┏━━

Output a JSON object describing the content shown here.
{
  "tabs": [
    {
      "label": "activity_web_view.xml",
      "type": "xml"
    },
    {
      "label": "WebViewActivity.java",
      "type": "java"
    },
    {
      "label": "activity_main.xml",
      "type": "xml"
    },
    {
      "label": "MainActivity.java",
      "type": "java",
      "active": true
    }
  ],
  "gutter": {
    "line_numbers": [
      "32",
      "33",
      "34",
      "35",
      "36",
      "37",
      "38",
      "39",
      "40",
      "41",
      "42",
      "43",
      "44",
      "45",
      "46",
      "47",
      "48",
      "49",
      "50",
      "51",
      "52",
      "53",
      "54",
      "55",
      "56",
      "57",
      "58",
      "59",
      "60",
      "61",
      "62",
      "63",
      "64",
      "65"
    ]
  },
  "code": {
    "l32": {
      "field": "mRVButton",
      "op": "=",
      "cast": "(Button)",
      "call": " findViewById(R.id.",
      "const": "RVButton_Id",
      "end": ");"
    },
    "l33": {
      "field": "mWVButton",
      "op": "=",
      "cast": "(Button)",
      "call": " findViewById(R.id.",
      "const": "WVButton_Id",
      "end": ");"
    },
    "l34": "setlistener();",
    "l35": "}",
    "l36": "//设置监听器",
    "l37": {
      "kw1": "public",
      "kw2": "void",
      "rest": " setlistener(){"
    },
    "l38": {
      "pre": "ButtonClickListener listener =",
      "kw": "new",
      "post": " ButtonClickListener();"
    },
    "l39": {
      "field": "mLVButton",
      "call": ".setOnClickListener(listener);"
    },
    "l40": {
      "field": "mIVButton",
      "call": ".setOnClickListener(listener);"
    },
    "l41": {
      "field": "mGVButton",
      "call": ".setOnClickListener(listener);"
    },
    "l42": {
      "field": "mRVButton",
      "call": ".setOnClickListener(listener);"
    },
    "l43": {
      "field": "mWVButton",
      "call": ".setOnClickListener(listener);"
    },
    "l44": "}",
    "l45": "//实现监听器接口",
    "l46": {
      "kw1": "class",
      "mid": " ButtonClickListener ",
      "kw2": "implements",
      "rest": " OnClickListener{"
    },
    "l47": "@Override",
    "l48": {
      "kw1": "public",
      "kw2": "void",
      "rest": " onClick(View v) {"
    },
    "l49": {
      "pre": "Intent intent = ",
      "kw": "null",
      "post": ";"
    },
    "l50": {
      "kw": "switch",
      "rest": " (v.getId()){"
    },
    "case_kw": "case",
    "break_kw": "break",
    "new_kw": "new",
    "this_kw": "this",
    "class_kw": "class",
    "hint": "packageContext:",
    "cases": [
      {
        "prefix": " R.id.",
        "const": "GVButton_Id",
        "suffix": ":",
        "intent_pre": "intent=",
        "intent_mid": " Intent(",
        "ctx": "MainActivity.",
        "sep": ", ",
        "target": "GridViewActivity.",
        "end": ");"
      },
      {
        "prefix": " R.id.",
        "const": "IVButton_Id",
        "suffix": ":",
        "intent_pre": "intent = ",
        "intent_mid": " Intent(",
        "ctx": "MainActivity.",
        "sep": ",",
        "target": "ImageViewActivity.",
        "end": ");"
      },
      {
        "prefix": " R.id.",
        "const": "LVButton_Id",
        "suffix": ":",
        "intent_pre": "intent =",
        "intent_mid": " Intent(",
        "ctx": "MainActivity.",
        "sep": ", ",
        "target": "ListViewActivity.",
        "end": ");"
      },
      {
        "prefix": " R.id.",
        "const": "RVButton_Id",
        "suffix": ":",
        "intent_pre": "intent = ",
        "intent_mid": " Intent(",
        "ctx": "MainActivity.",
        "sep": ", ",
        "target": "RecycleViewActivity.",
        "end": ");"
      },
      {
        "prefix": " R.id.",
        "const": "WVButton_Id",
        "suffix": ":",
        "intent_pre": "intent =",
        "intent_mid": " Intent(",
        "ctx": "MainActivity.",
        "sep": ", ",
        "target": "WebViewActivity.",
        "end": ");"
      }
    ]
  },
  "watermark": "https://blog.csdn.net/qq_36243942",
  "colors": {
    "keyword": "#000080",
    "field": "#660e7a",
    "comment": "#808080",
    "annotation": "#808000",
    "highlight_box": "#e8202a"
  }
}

┗━━

- What the task requires
Pull out each line of the entries that contains "ButtonClickListener".

- Task output
      "pre": "ButtonClickListener listener =",
      "post": " ButtonClickListener();"
      "mid": " ButtonClickListener ",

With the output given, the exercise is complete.